--- start Listed entries ---

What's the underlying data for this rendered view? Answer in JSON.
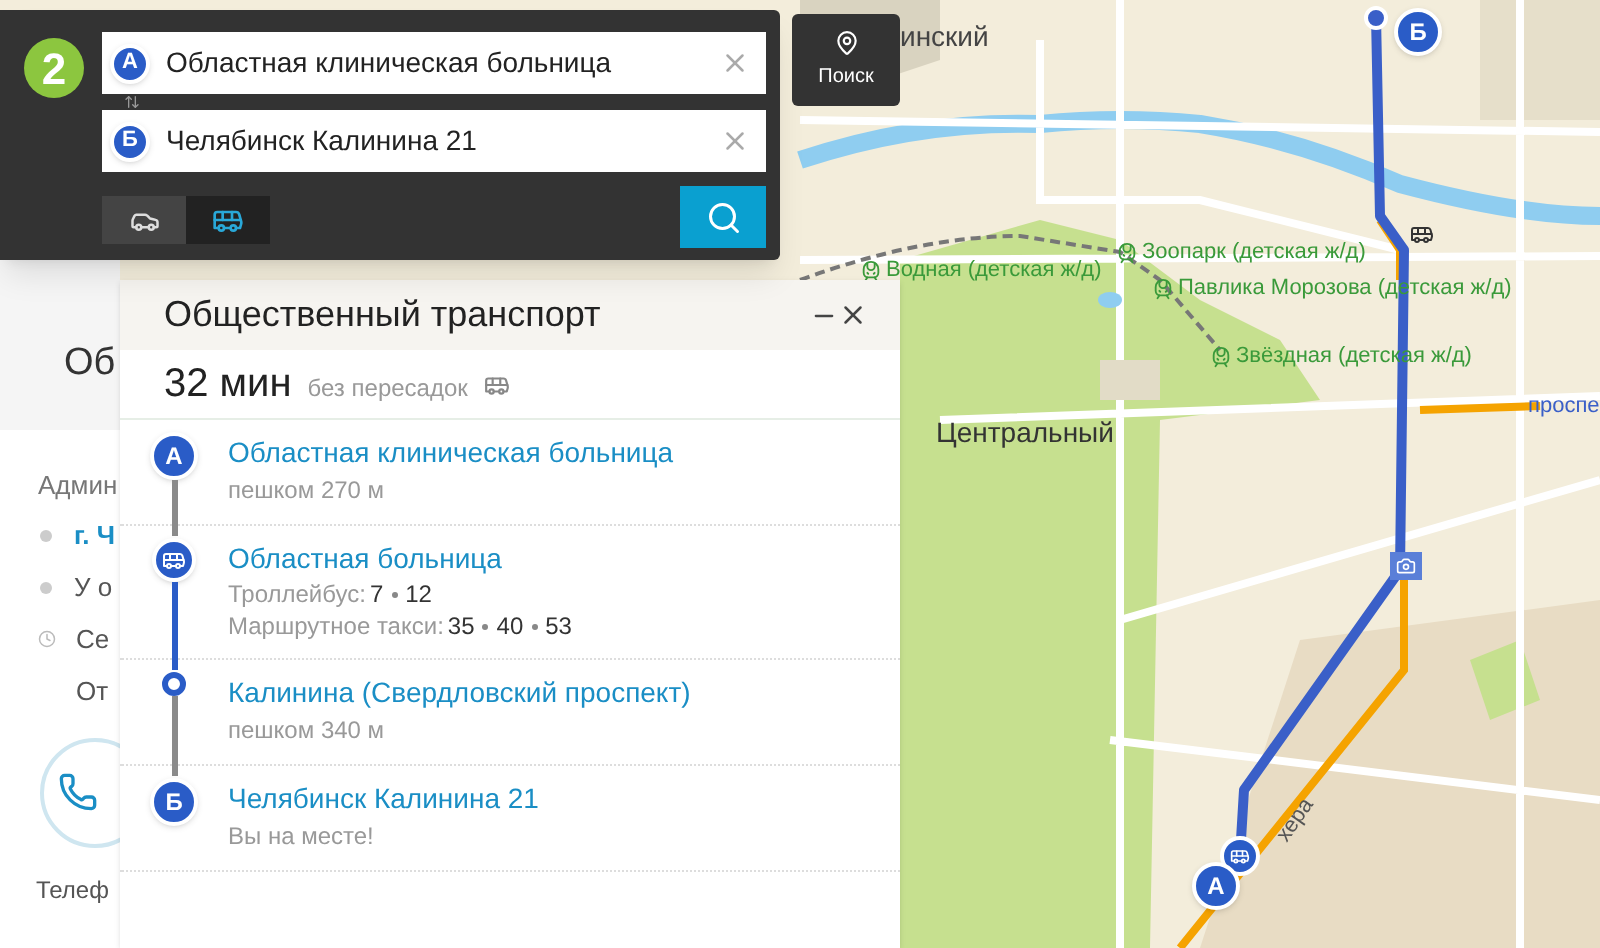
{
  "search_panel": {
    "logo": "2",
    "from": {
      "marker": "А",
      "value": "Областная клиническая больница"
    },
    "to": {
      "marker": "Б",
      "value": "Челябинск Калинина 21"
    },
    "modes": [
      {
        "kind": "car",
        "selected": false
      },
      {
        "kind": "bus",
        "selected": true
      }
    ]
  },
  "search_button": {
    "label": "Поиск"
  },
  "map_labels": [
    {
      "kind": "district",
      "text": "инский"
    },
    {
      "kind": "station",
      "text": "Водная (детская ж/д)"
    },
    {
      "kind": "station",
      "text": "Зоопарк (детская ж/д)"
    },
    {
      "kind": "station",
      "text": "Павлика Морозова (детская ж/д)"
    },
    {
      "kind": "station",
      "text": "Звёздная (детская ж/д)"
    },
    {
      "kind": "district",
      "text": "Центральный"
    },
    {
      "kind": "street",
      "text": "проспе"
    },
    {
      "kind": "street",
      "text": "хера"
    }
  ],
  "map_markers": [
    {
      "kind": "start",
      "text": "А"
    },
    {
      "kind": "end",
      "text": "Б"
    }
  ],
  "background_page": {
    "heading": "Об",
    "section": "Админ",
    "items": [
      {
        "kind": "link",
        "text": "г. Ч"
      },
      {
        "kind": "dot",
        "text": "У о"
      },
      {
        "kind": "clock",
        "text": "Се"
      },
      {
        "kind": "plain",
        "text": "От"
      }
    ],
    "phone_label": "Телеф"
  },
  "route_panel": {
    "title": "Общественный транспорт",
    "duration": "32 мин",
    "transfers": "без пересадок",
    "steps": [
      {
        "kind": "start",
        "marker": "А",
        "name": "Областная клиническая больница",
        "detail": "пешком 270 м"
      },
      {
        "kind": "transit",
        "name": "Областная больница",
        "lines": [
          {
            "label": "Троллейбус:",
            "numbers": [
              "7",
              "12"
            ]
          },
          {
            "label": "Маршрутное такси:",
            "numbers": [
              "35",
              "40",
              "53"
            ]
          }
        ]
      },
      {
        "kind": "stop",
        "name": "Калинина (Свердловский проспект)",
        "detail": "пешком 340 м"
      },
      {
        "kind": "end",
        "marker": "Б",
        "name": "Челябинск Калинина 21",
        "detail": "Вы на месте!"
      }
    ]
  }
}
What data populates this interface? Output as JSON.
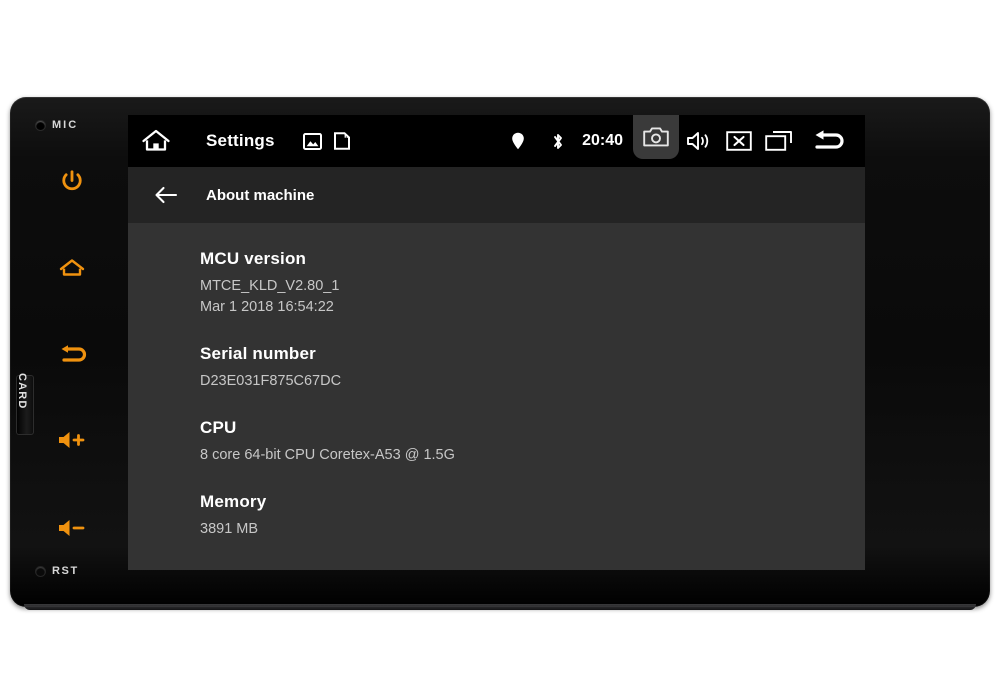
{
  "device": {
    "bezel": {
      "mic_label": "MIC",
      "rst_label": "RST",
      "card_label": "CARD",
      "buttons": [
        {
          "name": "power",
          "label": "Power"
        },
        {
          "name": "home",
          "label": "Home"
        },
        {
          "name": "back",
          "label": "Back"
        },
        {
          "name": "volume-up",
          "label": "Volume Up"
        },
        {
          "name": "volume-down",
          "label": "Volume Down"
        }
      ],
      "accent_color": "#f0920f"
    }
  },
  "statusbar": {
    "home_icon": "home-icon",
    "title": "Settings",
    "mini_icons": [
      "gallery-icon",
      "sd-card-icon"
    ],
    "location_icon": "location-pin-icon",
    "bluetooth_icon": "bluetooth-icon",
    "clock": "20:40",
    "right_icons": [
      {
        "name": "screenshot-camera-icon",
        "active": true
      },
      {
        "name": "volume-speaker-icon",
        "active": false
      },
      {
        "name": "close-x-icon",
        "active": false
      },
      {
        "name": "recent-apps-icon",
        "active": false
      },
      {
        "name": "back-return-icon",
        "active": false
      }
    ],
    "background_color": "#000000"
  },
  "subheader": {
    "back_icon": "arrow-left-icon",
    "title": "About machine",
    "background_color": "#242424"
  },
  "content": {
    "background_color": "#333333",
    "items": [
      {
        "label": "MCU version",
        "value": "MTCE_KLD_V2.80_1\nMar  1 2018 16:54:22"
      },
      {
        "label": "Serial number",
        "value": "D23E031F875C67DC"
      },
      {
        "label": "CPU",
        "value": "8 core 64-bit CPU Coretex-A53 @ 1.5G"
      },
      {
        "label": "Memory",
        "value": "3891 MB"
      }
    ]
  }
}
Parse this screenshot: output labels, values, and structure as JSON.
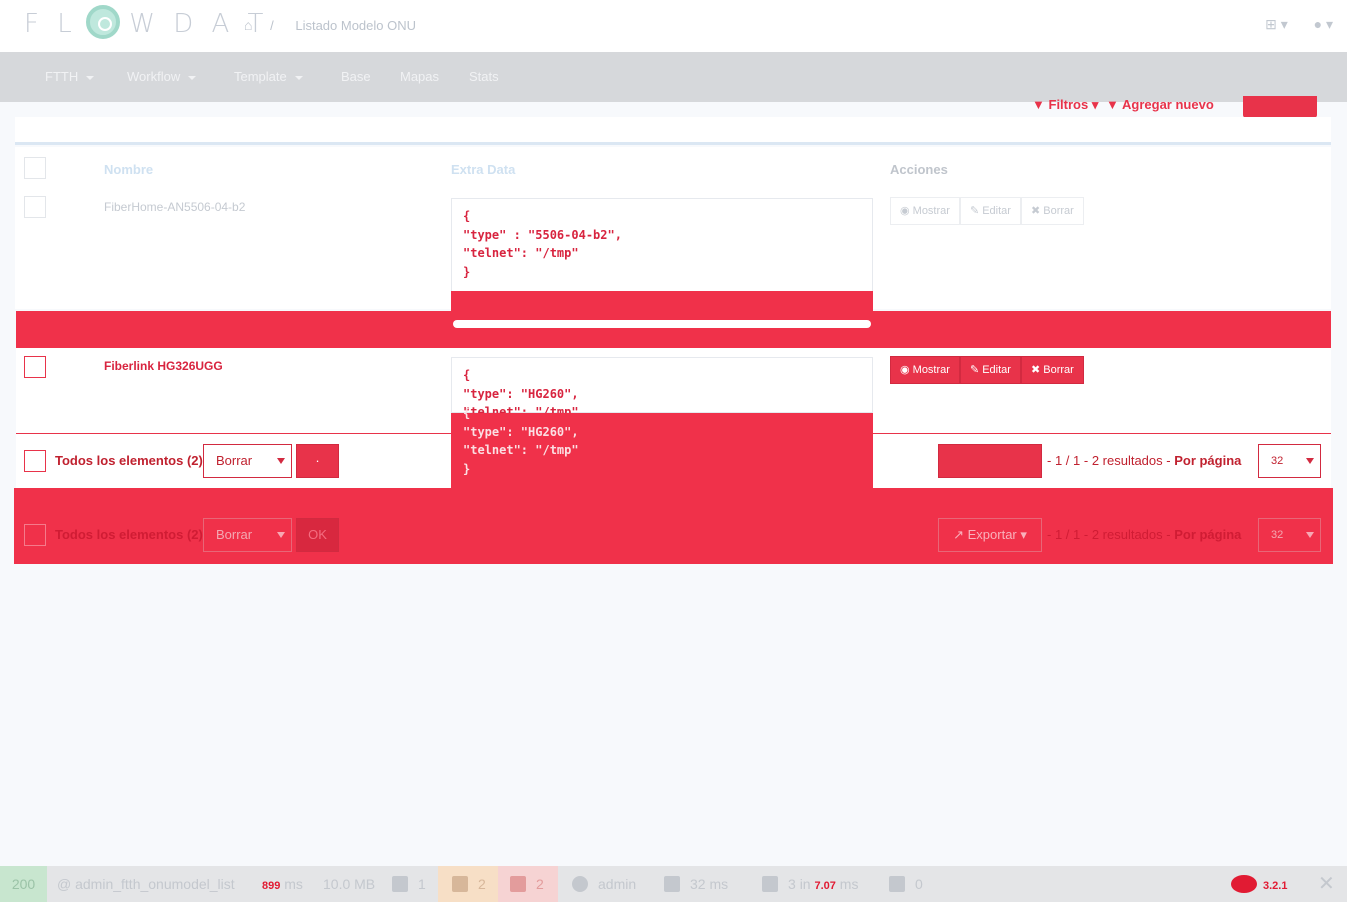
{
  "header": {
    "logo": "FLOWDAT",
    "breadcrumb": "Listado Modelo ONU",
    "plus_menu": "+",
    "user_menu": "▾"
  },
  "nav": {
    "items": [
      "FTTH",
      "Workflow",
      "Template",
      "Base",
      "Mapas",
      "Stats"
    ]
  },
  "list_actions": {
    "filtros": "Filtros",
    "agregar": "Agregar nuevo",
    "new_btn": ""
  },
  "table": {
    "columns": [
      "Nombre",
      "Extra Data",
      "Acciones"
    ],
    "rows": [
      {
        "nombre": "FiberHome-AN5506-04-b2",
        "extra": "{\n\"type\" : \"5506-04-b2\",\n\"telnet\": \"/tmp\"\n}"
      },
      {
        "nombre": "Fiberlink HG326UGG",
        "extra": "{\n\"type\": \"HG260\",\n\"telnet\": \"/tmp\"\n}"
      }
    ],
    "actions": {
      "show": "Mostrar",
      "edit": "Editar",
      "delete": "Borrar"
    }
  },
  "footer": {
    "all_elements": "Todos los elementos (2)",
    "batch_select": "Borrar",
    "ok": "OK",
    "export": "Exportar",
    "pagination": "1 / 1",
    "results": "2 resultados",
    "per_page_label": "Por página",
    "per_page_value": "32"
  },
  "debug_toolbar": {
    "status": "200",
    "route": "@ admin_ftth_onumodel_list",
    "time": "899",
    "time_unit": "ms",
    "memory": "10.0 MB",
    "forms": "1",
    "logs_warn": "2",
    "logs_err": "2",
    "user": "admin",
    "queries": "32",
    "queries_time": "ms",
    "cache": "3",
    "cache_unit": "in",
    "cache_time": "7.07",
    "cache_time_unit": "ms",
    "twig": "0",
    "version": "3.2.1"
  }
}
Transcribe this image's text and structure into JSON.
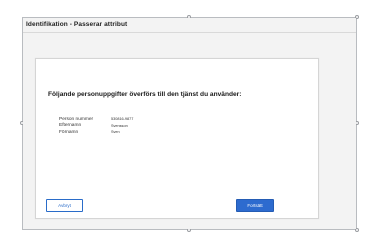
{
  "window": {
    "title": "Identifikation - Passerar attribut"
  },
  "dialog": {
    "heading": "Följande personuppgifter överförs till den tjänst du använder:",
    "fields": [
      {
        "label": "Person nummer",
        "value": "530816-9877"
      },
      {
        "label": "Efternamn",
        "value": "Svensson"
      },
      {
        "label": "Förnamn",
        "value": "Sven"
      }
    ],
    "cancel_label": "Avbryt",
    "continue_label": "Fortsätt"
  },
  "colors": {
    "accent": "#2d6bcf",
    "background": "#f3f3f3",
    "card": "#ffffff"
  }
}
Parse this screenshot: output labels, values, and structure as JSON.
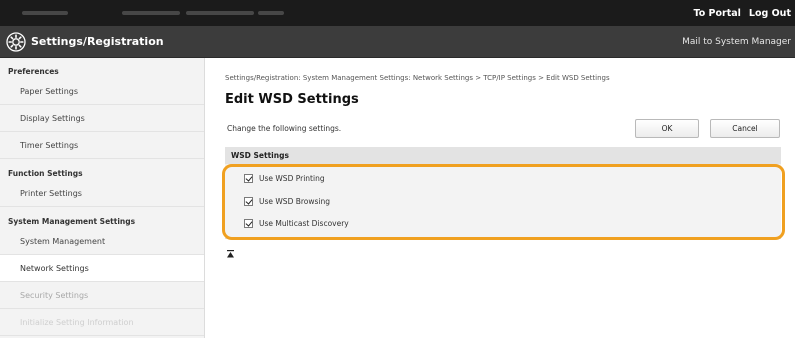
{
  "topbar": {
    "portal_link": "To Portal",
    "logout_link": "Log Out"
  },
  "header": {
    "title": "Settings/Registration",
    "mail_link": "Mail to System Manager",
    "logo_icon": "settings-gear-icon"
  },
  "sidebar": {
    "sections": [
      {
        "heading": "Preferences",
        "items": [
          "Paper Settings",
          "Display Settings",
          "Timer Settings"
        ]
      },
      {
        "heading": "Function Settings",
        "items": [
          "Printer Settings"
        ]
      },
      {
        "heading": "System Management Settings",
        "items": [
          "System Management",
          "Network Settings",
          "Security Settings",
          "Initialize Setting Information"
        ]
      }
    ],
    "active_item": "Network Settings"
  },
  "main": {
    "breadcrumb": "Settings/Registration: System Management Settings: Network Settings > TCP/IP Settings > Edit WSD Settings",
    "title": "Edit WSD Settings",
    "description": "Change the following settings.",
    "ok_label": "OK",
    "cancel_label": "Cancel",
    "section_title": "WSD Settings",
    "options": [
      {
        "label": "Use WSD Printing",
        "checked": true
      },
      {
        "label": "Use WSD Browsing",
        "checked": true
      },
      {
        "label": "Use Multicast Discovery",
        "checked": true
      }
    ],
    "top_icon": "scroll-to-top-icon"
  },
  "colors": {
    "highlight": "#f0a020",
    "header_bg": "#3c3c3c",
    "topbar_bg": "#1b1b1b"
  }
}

--- end Listed entries ---

* **Task to carry out**: Copy the data exactly. Any picture it contains is to be omitted.

* **Finished task**:
What's the underlying data for this rendered view? Answer in JSON.
{
  "search_panel": {
    "logo": "2",
    "from": {
      "marker": "А",
      "value": "Областная клиническая больница"
    },
    "to": {
      "marker": "Б",
      "value": "Челябинск Калинина 21"
    },
    "modes": [
      {
        "kind": "car",
        "selected": false
      },
      {
        "kind": "bus",
        "selected": true
      }
    ]
  },
  "search_button": {
    "label": "Поиск"
  },
  "map_labels": [
    {
      "kind": "district",
      "text": "инский"
    },
    {
      "kind": "station",
      "text": "Водная (детская ж/д)"
    },
    {
      "kind": "station",
      "text": "Зоопарк (детская ж/д)"
    },
    {
      "kind": "station",
      "text": "Павлика Морозова (детская ж/д)"
    },
    {
      "kind": "station",
      "text": "Звёздная (детская ж/д)"
    },
    {
      "kind": "district",
      "text": "Центральный"
    },
    {
      "kind": "street",
      "text": "проспе"
    },
    {
      "kind": "street",
      "text": "хера"
    }
  ],
  "map_markers": [
    {
      "kind": "start",
      "text": "А"
    },
    {
      "kind": "end",
      "text": "Б"
    }
  ],
  "background_page": {
    "heading": "Об",
    "section": "Админ",
    "items": [
      {
        "kind": "link",
        "text": "г. Ч"
      },
      {
        "kind": "dot",
        "text": "У о"
      },
      {
        "kind": "clock",
        "text": "Се"
      },
      {
        "kind": "plain",
        "text": "От"
      }
    ],
    "phone_label": "Телеф"
  },
  "route_panel": {
    "title": "Общественный транспорт",
    "duration": "32 мин",
    "transfers": "без пересадок",
    "steps": [
      {
        "kind": "start",
        "marker": "А",
        "name": "Областная клиническая больница",
        "detail": "пешком 270 м"
      },
      {
        "kind": "transit",
        "name": "Областная больница",
        "lines": [
          {
            "label": "Троллейбус:",
            "numbers": [
              "7",
              "12"
            ]
          },
          {
            "label": "Маршрутное такси:",
            "numbers": [
              "35",
              "40",
              "53"
            ]
          }
        ]
      },
      {
        "kind": "stop",
        "name": "Калинина (Свердловский проспект)",
        "detail": "пешком 340 м"
      },
      {
        "kind": "end",
        "marker": "Б",
        "name": "Челябинск Калинина 21",
        "detail": "Вы на месте!"
      }
    ]
  }
}
What data populates this interface? Output as JSON.
{
  "device": {
    "bezel": {
      "mic_label": "MIC",
      "rst_label": "RST",
      "card_label": "CARD",
      "buttons": [
        {
          "name": "power",
          "label": "Power"
        },
        {
          "name": "home",
          "label": "Home"
        },
        {
          "name": "back",
          "label": "Back"
        },
        {
          "name": "volume-up",
          "label": "Volume Up"
        },
        {
          "name": "volume-down",
          "label": "Volume Down"
        }
      ],
      "accent_color": "#f0920f"
    }
  },
  "statusbar": {
    "home_icon": "home-icon",
    "title": "Settings",
    "mini_icons": [
      "gallery-icon",
      "sd-card-icon"
    ],
    "location_icon": "location-pin-icon",
    "bluetooth_icon": "bluetooth-icon",
    "clock": "20:40",
    "right_icons": [
      {
        "name": "screenshot-camera-icon",
        "active": true
      },
      {
        "name": "volume-speaker-icon",
        "active": false
      },
      {
        "name": "close-x-icon",
        "active": false
      },
      {
        "name": "recent-apps-icon",
        "active": false
      },
      {
        "name": "back-return-icon",
        "active": false
      }
    ],
    "background_color": "#000000"
  },
  "subheader": {
    "back_icon": "arrow-left-icon",
    "title": "About machine",
    "background_color": "#242424"
  },
  "content": {
    "background_color": "#333333",
    "items": [
      {
        "label": "MCU version",
        "value": "MTCE_KLD_V2.80_1\nMar  1 2018 16:54:22"
      },
      {
        "label": "Serial number",
        "value": "D23E031F875C67DC"
      },
      {
        "label": "CPU",
        "value": "8 core 64-bit CPU Coretex-A53 @ 1.5G"
      },
      {
        "label": "Memory",
        "value": "3891 MB"
      }
    ]
  }
}
Parse this screenshot: output labels, values, and structure as JSON.
{
  "header": {
    "logo": "FLOWDAT",
    "breadcrumb": "Listado Modelo ONU",
    "plus_menu": "+",
    "user_menu": "▾"
  },
  "nav": {
    "items": [
      "FTTH",
      "Workflow",
      "Template",
      "Base",
      "Mapas",
      "Stats"
    ]
  },
  "list_actions": {
    "filtros": "Filtros",
    "agregar": "Agregar nuevo",
    "new_btn": ""
  },
  "table": {
    "columns": [
      "Nombre",
      "Extra Data",
      "Acciones"
    ],
    "rows": [
      {
        "nombre": "FiberHome-AN5506-04-b2",
        "extra": "{\n\"type\" : \"5506-04-b2\",\n\"telnet\": \"/tmp\"\n}"
      },
      {
        "nombre": "Fiberlink HG326UGG",
        "extra": "{\n\"type\": \"HG260\",\n\"telnet\": \"/tmp\"\n}"
      }
    ],
    "actions": {
      "show": "Mostrar",
      "edit": "Editar",
      "delete": "Borrar"
    }
  },
  "footer": {
    "all_elements": "Todos los elementos (2)",
    "batch_select": "Borrar",
    "ok": "OK",
    "export": "Exportar",
    "pagination": "1 / 1",
    "results": "2 resultados",
    "per_page_label": "Por página",
    "per_page_value": "32"
  },
  "debug_toolbar": {
    "status": "200",
    "route": "@ admin_ftth_onumodel_list",
    "time": "899",
    "time_unit": "ms",
    "memory": "10.0 MB",
    "forms": "1",
    "logs_warn": "2",
    "logs_err": "2",
    "user": "admin",
    "queries": "32",
    "queries_time": "ms",
    "cache": "3",
    "cache_unit": "in",
    "cache_time": "7.07",
    "cache_time_unit": "ms",
    "twig": "0",
    "version": "3.2.1"
  }
}
Transcribe this image's text and structure into JSON.
{
  "window": {
    "title": "Identifikation - Passerar attribut"
  },
  "dialog": {
    "heading": "Följande personuppgifter överförs till den tjänst du använder:",
    "fields": [
      {
        "label": "Person nummer",
        "value": "530816-9877"
      },
      {
        "label": "Efternamn",
        "value": "Svensson"
      },
      {
        "label": "Förnamn",
        "value": "Sven"
      }
    ],
    "cancel_label": "Avbryt",
    "continue_label": "Fortsätt"
  },
  "colors": {
    "accent": "#2d6bcf",
    "background": "#f3f3f3",
    "card": "#ffffff"
  }
}
Parse this screenshot: output labels, values, and structure as JSON.
{
  "topbar": {
    "portal_link": "To Portal",
    "logout_link": "Log Out"
  },
  "header": {
    "title": "Settings/Registration",
    "mail_link": "Mail to System Manager",
    "logo_icon": "settings-gear-icon"
  },
  "sidebar": {
    "sections": [
      {
        "heading": "Preferences",
        "items": [
          "Paper Settings",
          "Display Settings",
          "Timer Settings"
        ]
      },
      {
        "heading": "Function Settings",
        "items": [
          "Printer Settings"
        ]
      },
      {
        "heading": "System Management Settings",
        "items": [
          "System Management",
          "Network Settings",
          "Security Settings",
          "Initialize Setting Information"
        ]
      }
    ],
    "active_item": "Network Settings"
  },
  "main": {
    "breadcrumb": "Settings/Registration: System Management Settings: Network Settings > TCP/IP Settings > Edit WSD Settings",
    "title": "Edit WSD Settings",
    "description": "Change the following settings.",
    "ok_label": "OK",
    "cancel_label": "Cancel",
    "section_title": "WSD Settings",
    "options": [
      {
        "label": "Use WSD Printing",
        "checked": true
      },
      {
        "label": "Use WSD Browsing",
        "checked": true
      },
      {
        "label": "Use Multicast Discovery",
        "checked": true
      }
    ],
    "top_icon": "scroll-to-top-icon"
  },
  "colors": {
    "highlight": "#f0a020",
    "header_bg": "#3c3c3c",
    "topbar_bg": "#1b1b1b"
  }
}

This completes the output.